• EXERCISE BRIEF: What follows is a set of entries. Give them again exactly, without the pictures.

• RECORDS FOR THIS TASK:
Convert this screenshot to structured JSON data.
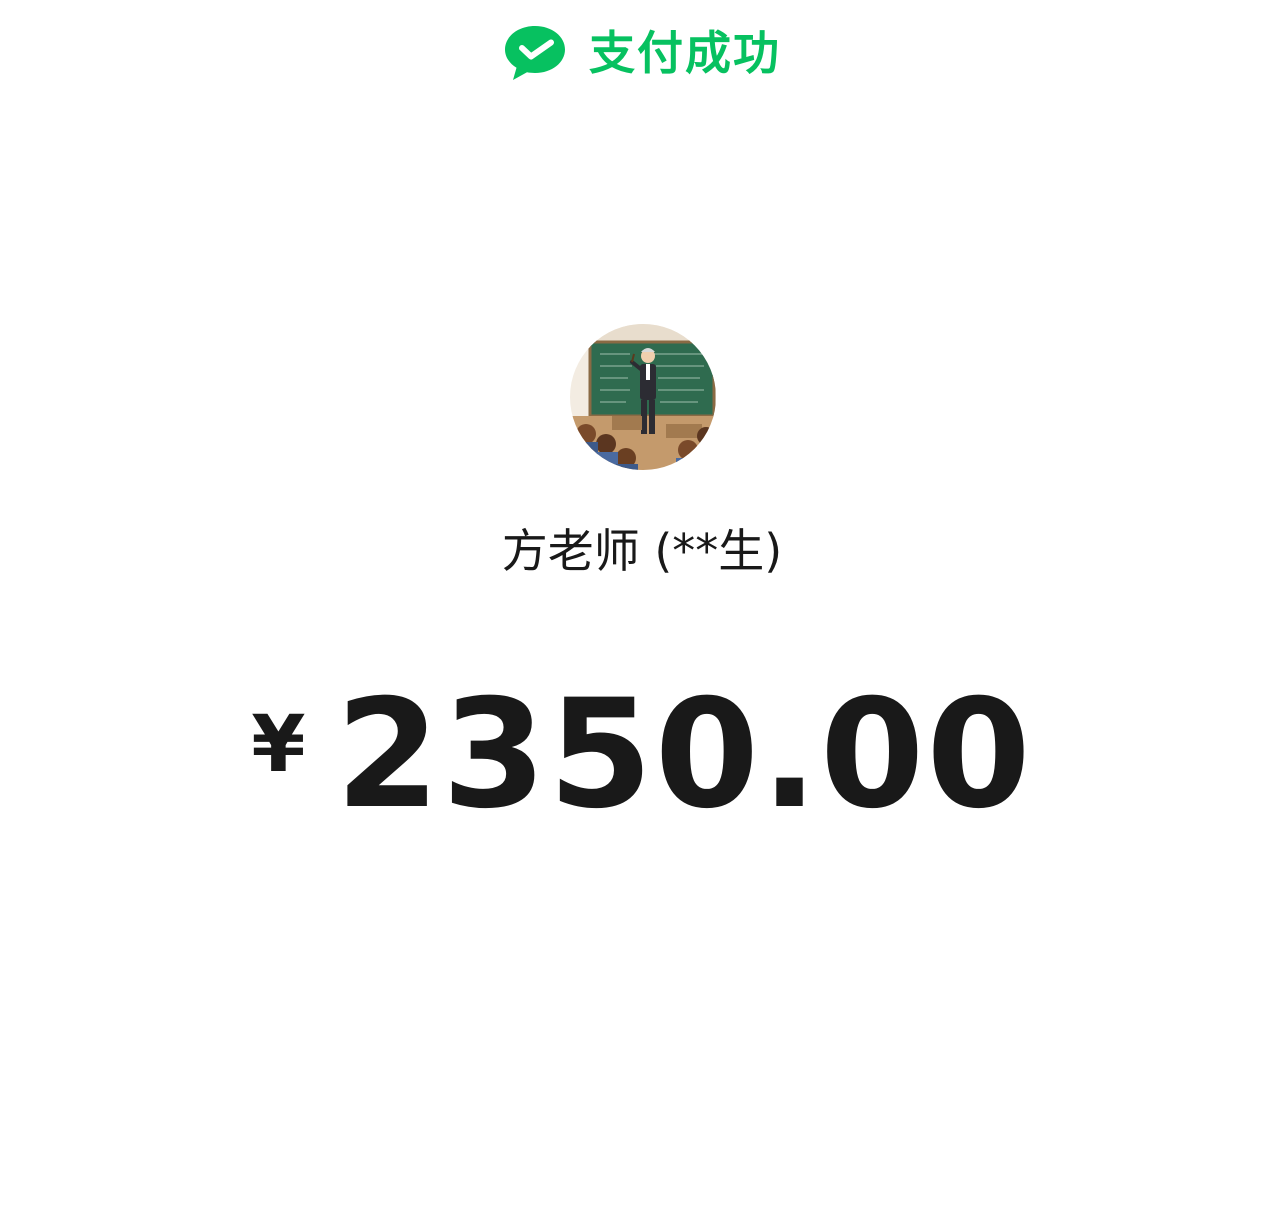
{
  "header": {
    "status_text": "支付成功",
    "icon": "wechat-pay-icon",
    "accent_color": "#07C160"
  },
  "payee": {
    "name": "方老师 (**生)",
    "avatar": "teacher-classroom-avatar"
  },
  "payment": {
    "currency_symbol": "¥",
    "amount": "2350.00"
  }
}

• EXERCISE SOLUTION:
Convert this screenshot to structured JSON data.
{
  "header": {
    "status_text": "支付成功",
    "icon": "wechat-pay-icon",
    "accent_color": "#07C160"
  },
  "payee": {
    "name": "方老师 (**生)",
    "avatar": "teacher-classroom-avatar"
  },
  "payment": {
    "currency_symbol": "¥",
    "amount": "2350.00"
  }
}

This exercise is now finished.